• **Short task**: Copy all of the material word for word, except for the pictures.

"""

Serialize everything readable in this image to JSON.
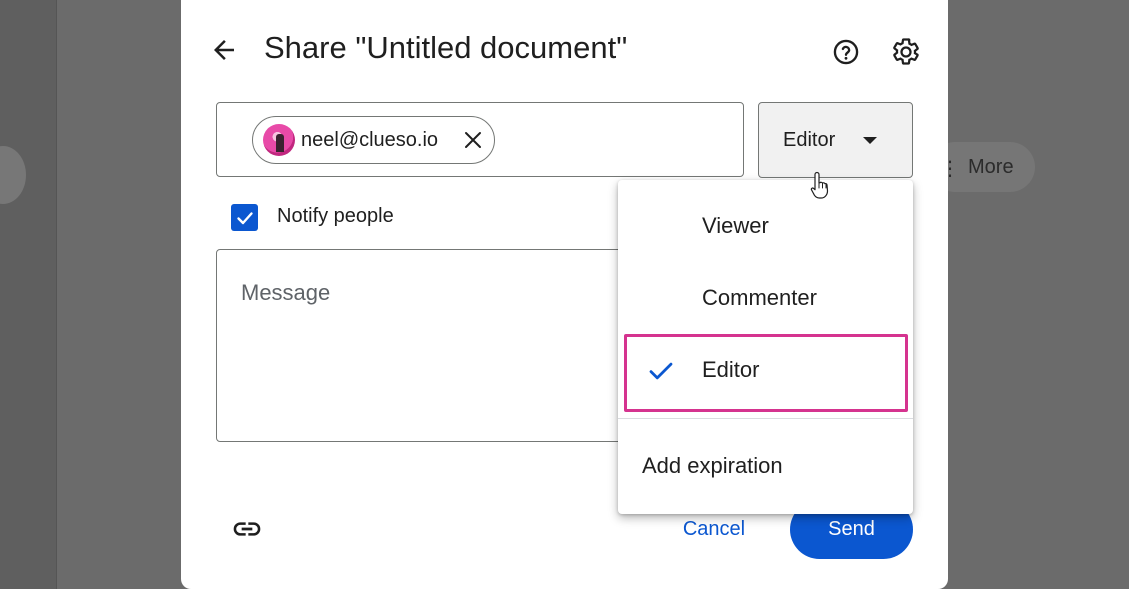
{
  "background": {
    "more_label": "More"
  },
  "dialog": {
    "title": "Share \"Untitled document\"",
    "recipient_chip": {
      "email": "neel@clueso.io"
    },
    "role_select": {
      "selected": "Editor"
    },
    "notify": {
      "label": "Notify people",
      "checked": true
    },
    "message": {
      "placeholder": "Message"
    },
    "cancel_label": "Cancel",
    "send_label": "Send"
  },
  "role_menu": {
    "items": [
      {
        "label": "Viewer",
        "selected": false
      },
      {
        "label": "Commenter",
        "selected": false
      },
      {
        "label": "Editor",
        "selected": true
      }
    ],
    "extra_item": "Add expiration"
  },
  "colors": {
    "accent": "#0b57d0",
    "highlight": "#d5338f",
    "text": "#1f1f1f"
  }
}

"""

• **Response below**:
Serialize everything readable in this image to JSON.
{
  "background": {
    "more_label": "More"
  },
  "dialog": {
    "title": "Share \"Untitled document\"",
    "recipient_chip": {
      "email": "neel@clueso.io"
    },
    "role_select": {
      "selected": "Editor"
    },
    "notify": {
      "label": "Notify people",
      "checked": true
    },
    "message": {
      "placeholder": "Message"
    },
    "cancel_label": "Cancel",
    "send_label": "Send"
  },
  "role_menu": {
    "items": [
      {
        "label": "Viewer",
        "selected": false
      },
      {
        "label": "Commenter",
        "selected": false
      },
      {
        "label": "Editor",
        "selected": true
      }
    ],
    "extra_item": "Add expiration"
  },
  "colors": {
    "accent": "#0b57d0",
    "highlight": "#d5338f",
    "text": "#1f1f1f"
  }
}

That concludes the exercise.